▸ **Task goal**: In your copy, leave out the pictures and repeat the entries below exactly.

▸ **Material supplied**:
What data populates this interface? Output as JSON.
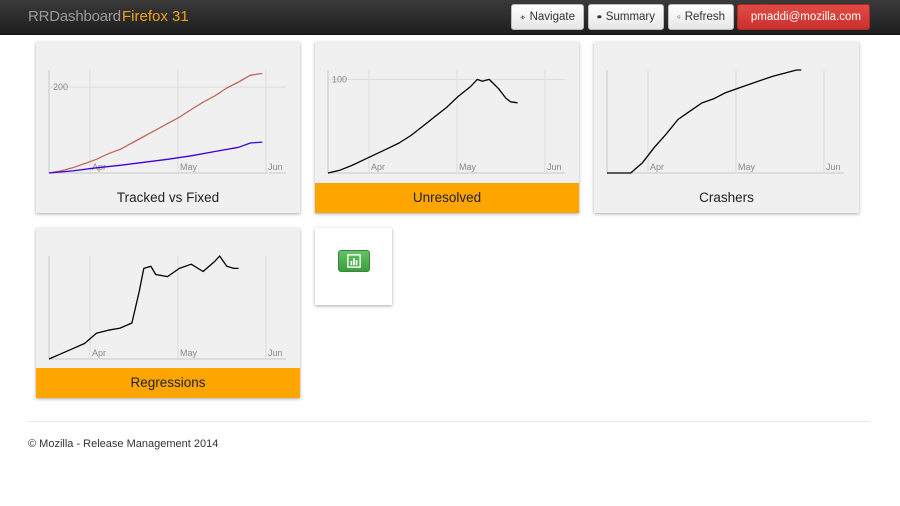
{
  "navbar": {
    "brand": "RRDashboard",
    "product": "Firefox 31",
    "buttons": {
      "navigate": "Navigate",
      "summary": "Summary",
      "refresh": "Refresh",
      "user": "pmaddi@mozilla.com"
    }
  },
  "icons": {
    "navigate": "plane-icon",
    "summary": "comment-icon",
    "refresh": "refresh-icon",
    "user": "sign-out-icon",
    "add": "bar-chart-icon"
  },
  "colors": {
    "alert": "#ffa500",
    "brand_accent": "#f0a21c",
    "user_button": "#d9534f",
    "add_button": "#5cb85c",
    "series_tracked": "#c0685e",
    "series_fixed": "#3b00e0",
    "series_default": "#000000"
  },
  "tiles": [
    {
      "title": "Tracked vs Fixed",
      "alert": false
    },
    {
      "title": "Unresolved",
      "alert": true
    },
    {
      "title": "Crashers",
      "alert": false
    },
    {
      "title": "Regressions",
      "alert": true
    }
  ],
  "chart_data": [
    {
      "type": "line",
      "title": "Tracked vs Fixed",
      "x_ticks": [
        "Apr",
        "May",
        "Jun"
      ],
      "y_ticks": [
        200
      ],
      "xlim": [
        0,
        100
      ],
      "ylim": [
        0,
        240
      ],
      "series": [
        {
          "color": "#c0685e",
          "x": [
            0,
            5,
            10,
            15,
            20,
            25,
            30,
            35,
            40,
            45,
            50,
            55,
            60,
            65,
            70,
            75,
            80,
            85,
            90
          ],
          "y": [
            0,
            5,
            12,
            22,
            32,
            45,
            55,
            70,
            85,
            100,
            115,
            130,
            148,
            165,
            180,
            198,
            212,
            228,
            232
          ]
        },
        {
          "color": "#3b00e0",
          "x": [
            0,
            10,
            20,
            30,
            40,
            50,
            60,
            70,
            80,
            85,
            90
          ],
          "y": [
            0,
            5,
            12,
            18,
            25,
            32,
            40,
            50,
            60,
            70,
            72
          ]
        }
      ]
    },
    {
      "type": "line",
      "title": "Unresolved",
      "x_ticks": [
        "Apr",
        "May",
        "Jun"
      ],
      "y_ticks": [
        100
      ],
      "xlim": [
        0,
        100
      ],
      "ylim": [
        0,
        110
      ],
      "series": [
        {
          "color": "#000000",
          "x": [
            0,
            5,
            10,
            15,
            20,
            25,
            30,
            35,
            40,
            45,
            50,
            55,
            60,
            63,
            65,
            68,
            70,
            72,
            75,
            77,
            80
          ],
          "y": [
            0,
            3,
            8,
            14,
            20,
            26,
            32,
            40,
            50,
            60,
            70,
            82,
            92,
            100,
            98,
            100,
            95,
            90,
            80,
            76,
            75
          ]
        }
      ]
    },
    {
      "type": "line",
      "title": "Crashers",
      "x_ticks": [
        "Apr",
        "May",
        "Jun"
      ],
      "y_ticks": [],
      "xlim": [
        0,
        100
      ],
      "ylim": [
        0,
        100
      ],
      "series": [
        {
          "color": "#000000",
          "x": [
            0,
            10,
            15,
            20,
            25,
            30,
            35,
            40,
            45,
            50,
            55,
            60,
            65,
            70,
            75,
            80,
            82
          ],
          "y": [
            0,
            0,
            10,
            25,
            38,
            52,
            60,
            68,
            72,
            78,
            82,
            86,
            90,
            94,
            97,
            100,
            100
          ]
        }
      ]
    },
    {
      "type": "line",
      "title": "Regressions",
      "x_ticks": [
        "Apr",
        "May",
        "Jun"
      ],
      "y_ticks": [],
      "xlim": [
        0,
        100
      ],
      "ylim": [
        0,
        100
      ],
      "series": [
        {
          "color": "#000000",
          "x": [
            0,
            5,
            10,
            15,
            20,
            25,
            30,
            35,
            38,
            40,
            43,
            45,
            50,
            55,
            60,
            65,
            70,
            72,
            75,
            78,
            80
          ],
          "y": [
            0,
            5,
            10,
            15,
            25,
            28,
            30,
            35,
            65,
            88,
            90,
            82,
            80,
            88,
            92,
            85,
            95,
            100,
            90,
            88,
            88
          ]
        }
      ]
    }
  ],
  "footer": {
    "text": "© Mozilla - Release Management 2014"
  }
}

▸ **Exercise result**:
What data populates this interface? Output as JSON.
{
  "navbar": {
    "brand": "RRDashboard",
    "product": "Firefox 31",
    "buttons": {
      "navigate": "Navigate",
      "summary": "Summary",
      "refresh": "Refresh",
      "user": "pmaddi@mozilla.com"
    }
  },
  "icons": {
    "navigate": "plane-icon",
    "summary": "comment-icon",
    "refresh": "refresh-icon",
    "user": "sign-out-icon",
    "add": "bar-chart-icon"
  },
  "colors": {
    "alert": "#ffa500",
    "brand_accent": "#f0a21c",
    "user_button": "#d9534f",
    "add_button": "#5cb85c",
    "series_tracked": "#c0685e",
    "series_fixed": "#3b00e0",
    "series_default": "#000000"
  },
  "tiles": [
    {
      "title": "Tracked vs Fixed",
      "alert": false
    },
    {
      "title": "Unresolved",
      "alert": true
    },
    {
      "title": "Crashers",
      "alert": false
    },
    {
      "title": "Regressions",
      "alert": true
    }
  ],
  "chart_data": [
    {
      "type": "line",
      "title": "Tracked vs Fixed",
      "x_ticks": [
        "Apr",
        "May",
        "Jun"
      ],
      "y_ticks": [
        200
      ],
      "xlim": [
        0,
        100
      ],
      "ylim": [
        0,
        240
      ],
      "series": [
        {
          "color": "#c0685e",
          "x": [
            0,
            5,
            10,
            15,
            20,
            25,
            30,
            35,
            40,
            45,
            50,
            55,
            60,
            65,
            70,
            75,
            80,
            85,
            90
          ],
          "y": [
            0,
            5,
            12,
            22,
            32,
            45,
            55,
            70,
            85,
            100,
            115,
            130,
            148,
            165,
            180,
            198,
            212,
            228,
            232
          ]
        },
        {
          "color": "#3b00e0",
          "x": [
            0,
            10,
            20,
            30,
            40,
            50,
            60,
            70,
            80,
            85,
            90
          ],
          "y": [
            0,
            5,
            12,
            18,
            25,
            32,
            40,
            50,
            60,
            70,
            72
          ]
        }
      ]
    },
    {
      "type": "line",
      "title": "Unresolved",
      "x_ticks": [
        "Apr",
        "May",
        "Jun"
      ],
      "y_ticks": [
        100
      ],
      "xlim": [
        0,
        100
      ],
      "ylim": [
        0,
        110
      ],
      "series": [
        {
          "color": "#000000",
          "x": [
            0,
            5,
            10,
            15,
            20,
            25,
            30,
            35,
            40,
            45,
            50,
            55,
            60,
            63,
            65,
            68,
            70,
            72,
            75,
            77,
            80
          ],
          "y": [
            0,
            3,
            8,
            14,
            20,
            26,
            32,
            40,
            50,
            60,
            70,
            82,
            92,
            100,
            98,
            100,
            95,
            90,
            80,
            76,
            75
          ]
        }
      ]
    },
    {
      "type": "line",
      "title": "Crashers",
      "x_ticks": [
        "Apr",
        "May",
        "Jun"
      ],
      "y_ticks": [],
      "xlim": [
        0,
        100
      ],
      "ylim": [
        0,
        100
      ],
      "series": [
        {
          "color": "#000000",
          "x": [
            0,
            10,
            15,
            20,
            25,
            30,
            35,
            40,
            45,
            50,
            55,
            60,
            65,
            70,
            75,
            80,
            82
          ],
          "y": [
            0,
            0,
            10,
            25,
            38,
            52,
            60,
            68,
            72,
            78,
            82,
            86,
            90,
            94,
            97,
            100,
            100
          ]
        }
      ]
    },
    {
      "type": "line",
      "title": "Regressions",
      "x_ticks": [
        "Apr",
        "May",
        "Jun"
      ],
      "y_ticks": [],
      "xlim": [
        0,
        100
      ],
      "ylim": [
        0,
        100
      ],
      "series": [
        {
          "color": "#000000",
          "x": [
            0,
            5,
            10,
            15,
            20,
            25,
            30,
            35,
            38,
            40,
            43,
            45,
            50,
            55,
            60,
            65,
            70,
            72,
            75,
            78,
            80
          ],
          "y": [
            0,
            5,
            10,
            15,
            25,
            28,
            30,
            35,
            65,
            88,
            90,
            82,
            80,
            88,
            92,
            85,
            95,
            100,
            90,
            88,
            88
          ]
        }
      ]
    }
  ],
  "footer": {
    "text": "© Mozilla - Release Management 2014"
  }
}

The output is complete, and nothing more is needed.